* **WRITTEN EXERCISE**: Gather the lines below that include the string "Iteration", copying each in full.
··· INPUT FOR THIS TASK
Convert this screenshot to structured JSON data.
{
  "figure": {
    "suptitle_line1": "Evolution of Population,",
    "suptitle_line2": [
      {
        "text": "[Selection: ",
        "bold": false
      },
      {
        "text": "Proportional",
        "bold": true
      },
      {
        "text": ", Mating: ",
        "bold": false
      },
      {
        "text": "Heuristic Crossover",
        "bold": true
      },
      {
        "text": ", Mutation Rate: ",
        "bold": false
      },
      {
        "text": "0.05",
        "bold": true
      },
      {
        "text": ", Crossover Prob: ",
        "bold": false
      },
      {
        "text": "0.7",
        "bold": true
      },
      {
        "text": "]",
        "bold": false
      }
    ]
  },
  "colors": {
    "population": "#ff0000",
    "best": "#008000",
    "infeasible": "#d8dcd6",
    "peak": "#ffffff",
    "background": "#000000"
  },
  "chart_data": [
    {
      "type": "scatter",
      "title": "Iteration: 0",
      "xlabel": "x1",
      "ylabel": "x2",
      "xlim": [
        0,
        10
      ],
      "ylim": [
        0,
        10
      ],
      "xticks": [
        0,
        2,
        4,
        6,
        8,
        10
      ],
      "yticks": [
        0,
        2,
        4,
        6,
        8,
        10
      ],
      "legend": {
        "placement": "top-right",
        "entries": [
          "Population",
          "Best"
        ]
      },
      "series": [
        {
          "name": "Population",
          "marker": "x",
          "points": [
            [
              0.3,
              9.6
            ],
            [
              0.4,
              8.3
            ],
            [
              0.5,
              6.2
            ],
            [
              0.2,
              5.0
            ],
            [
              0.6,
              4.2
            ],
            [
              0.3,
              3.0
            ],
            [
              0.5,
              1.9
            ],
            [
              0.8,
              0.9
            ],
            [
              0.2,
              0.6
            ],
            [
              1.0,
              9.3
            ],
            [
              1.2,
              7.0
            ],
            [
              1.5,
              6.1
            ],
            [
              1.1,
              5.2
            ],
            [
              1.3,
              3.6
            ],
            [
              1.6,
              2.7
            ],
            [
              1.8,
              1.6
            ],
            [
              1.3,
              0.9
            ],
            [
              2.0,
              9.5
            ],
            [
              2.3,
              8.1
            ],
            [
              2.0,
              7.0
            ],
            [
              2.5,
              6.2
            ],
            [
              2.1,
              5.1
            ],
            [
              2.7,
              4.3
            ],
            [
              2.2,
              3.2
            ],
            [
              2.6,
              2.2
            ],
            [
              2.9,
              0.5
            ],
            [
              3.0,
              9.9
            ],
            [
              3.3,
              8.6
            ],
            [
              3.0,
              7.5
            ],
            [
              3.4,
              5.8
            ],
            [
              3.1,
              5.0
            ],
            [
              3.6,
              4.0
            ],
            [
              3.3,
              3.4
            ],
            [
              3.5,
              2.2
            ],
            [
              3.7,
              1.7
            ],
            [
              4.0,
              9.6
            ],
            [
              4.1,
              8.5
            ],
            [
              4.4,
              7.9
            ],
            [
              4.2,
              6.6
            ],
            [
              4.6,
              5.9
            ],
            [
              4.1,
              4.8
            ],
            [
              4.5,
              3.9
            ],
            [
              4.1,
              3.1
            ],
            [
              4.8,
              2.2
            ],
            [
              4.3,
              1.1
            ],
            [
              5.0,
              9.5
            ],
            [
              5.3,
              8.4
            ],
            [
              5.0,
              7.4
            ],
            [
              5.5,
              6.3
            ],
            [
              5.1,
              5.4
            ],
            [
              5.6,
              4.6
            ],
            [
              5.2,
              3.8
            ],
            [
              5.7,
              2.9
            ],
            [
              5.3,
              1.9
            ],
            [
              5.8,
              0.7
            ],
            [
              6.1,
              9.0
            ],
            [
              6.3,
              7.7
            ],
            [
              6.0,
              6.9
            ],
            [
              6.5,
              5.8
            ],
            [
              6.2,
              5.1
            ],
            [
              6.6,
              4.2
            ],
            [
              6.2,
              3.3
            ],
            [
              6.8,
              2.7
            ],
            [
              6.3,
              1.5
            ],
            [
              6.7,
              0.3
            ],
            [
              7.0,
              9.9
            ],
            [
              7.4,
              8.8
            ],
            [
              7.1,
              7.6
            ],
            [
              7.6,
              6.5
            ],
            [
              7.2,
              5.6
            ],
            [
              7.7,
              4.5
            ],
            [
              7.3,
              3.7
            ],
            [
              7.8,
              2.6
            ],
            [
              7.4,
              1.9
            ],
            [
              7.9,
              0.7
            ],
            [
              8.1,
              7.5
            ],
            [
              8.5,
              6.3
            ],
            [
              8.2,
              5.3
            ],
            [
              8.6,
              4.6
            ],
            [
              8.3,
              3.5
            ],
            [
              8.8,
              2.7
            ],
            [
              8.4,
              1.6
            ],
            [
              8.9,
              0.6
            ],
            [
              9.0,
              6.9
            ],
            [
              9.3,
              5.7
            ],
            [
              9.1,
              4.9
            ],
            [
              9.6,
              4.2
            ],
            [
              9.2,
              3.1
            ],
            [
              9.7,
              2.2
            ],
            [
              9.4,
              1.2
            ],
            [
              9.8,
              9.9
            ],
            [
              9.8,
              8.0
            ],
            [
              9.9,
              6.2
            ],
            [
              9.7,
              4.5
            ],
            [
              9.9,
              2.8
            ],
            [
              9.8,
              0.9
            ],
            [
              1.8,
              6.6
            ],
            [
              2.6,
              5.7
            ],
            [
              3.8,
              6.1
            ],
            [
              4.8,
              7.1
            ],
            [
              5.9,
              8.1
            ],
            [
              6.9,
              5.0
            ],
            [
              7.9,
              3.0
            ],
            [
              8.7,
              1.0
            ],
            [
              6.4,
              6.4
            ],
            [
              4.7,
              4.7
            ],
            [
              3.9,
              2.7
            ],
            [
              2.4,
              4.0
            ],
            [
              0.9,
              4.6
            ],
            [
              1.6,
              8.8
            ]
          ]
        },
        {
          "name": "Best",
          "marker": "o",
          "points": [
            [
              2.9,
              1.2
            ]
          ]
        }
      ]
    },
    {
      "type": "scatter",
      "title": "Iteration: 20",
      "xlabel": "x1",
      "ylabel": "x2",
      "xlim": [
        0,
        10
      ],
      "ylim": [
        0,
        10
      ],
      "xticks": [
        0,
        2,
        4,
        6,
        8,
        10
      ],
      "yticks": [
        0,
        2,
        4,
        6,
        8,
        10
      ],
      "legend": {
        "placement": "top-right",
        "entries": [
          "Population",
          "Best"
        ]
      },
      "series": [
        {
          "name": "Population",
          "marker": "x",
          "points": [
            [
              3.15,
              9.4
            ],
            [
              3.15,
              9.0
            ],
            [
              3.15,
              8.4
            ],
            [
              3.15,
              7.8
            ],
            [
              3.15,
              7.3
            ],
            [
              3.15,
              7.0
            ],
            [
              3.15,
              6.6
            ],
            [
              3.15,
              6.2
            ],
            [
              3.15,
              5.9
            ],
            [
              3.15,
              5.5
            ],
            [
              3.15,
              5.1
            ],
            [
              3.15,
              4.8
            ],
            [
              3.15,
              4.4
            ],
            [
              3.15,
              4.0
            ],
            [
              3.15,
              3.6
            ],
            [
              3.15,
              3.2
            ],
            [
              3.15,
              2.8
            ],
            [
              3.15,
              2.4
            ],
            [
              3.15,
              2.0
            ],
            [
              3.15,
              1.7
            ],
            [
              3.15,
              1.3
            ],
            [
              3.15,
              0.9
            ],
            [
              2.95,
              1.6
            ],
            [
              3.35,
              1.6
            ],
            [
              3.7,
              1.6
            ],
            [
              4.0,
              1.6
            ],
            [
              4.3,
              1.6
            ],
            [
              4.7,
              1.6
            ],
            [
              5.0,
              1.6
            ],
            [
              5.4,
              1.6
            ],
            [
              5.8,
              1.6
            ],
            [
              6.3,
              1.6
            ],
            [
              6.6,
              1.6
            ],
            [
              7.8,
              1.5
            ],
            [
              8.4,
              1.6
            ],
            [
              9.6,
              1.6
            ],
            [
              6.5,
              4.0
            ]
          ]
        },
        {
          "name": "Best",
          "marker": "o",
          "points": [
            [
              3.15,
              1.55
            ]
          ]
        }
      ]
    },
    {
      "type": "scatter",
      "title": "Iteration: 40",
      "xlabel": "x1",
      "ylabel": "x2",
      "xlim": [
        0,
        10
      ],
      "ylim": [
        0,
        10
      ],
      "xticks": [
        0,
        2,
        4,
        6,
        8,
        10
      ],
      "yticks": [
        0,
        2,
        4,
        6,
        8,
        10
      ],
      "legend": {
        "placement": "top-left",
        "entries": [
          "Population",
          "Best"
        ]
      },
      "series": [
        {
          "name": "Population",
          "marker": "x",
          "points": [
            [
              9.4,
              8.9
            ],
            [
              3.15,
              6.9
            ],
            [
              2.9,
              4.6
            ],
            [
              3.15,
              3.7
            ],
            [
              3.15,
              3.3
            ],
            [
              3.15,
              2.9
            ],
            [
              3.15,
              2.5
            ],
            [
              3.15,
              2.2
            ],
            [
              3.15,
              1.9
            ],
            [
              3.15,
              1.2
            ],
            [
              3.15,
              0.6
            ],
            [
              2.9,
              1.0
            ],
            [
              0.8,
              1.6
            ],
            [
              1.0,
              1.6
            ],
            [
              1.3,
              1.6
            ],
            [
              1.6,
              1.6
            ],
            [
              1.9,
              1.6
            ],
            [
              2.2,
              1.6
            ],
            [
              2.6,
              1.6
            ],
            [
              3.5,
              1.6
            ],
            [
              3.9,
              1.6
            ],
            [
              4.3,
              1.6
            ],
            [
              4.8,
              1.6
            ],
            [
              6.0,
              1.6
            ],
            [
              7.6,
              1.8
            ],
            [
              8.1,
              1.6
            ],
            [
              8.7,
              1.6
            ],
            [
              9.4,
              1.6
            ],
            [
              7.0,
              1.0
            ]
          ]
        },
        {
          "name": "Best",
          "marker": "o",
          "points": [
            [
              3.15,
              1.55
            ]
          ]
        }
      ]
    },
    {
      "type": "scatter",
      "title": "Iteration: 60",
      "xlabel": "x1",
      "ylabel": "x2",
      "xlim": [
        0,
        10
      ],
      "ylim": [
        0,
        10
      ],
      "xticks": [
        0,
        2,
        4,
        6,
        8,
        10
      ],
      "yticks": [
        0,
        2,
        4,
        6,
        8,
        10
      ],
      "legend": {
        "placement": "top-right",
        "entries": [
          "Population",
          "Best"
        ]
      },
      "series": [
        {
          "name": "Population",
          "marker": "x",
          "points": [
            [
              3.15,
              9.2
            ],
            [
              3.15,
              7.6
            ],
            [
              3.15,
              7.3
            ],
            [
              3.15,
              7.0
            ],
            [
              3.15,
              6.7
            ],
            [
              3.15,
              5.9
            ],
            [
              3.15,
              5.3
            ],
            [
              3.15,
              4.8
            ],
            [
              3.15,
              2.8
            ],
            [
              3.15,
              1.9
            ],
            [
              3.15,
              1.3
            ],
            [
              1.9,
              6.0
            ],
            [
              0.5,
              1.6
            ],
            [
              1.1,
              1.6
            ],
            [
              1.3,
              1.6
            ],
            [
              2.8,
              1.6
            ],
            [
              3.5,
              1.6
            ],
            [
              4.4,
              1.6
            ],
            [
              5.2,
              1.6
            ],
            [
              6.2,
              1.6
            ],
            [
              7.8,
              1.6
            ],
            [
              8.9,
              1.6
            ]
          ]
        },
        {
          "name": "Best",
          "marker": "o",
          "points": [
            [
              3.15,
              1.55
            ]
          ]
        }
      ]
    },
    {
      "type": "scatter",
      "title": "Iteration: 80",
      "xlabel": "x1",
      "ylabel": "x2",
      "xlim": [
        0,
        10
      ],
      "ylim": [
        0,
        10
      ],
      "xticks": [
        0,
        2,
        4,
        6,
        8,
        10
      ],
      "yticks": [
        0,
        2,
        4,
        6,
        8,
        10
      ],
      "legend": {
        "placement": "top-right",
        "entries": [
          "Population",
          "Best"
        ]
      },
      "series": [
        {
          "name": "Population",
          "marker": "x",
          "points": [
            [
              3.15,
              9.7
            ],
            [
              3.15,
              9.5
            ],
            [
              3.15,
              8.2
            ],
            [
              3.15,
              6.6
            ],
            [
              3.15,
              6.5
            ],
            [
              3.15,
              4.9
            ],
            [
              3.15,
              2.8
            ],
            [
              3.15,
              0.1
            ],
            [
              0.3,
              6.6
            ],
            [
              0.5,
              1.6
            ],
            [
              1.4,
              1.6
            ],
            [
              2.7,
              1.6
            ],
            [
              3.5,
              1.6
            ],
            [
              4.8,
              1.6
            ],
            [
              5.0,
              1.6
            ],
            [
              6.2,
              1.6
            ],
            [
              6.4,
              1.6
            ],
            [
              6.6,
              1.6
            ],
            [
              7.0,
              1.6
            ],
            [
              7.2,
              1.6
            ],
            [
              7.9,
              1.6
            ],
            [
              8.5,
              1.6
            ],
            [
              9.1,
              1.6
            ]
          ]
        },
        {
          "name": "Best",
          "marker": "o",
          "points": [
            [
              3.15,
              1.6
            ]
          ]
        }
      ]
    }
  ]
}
······
* **RESULT**:
      "title": "Iteration: 0",
      "title": "Iteration: 20",
      "title": "Iteration: 40",
      "title": "Iteration: 60",
      "title": "Iteration: 80",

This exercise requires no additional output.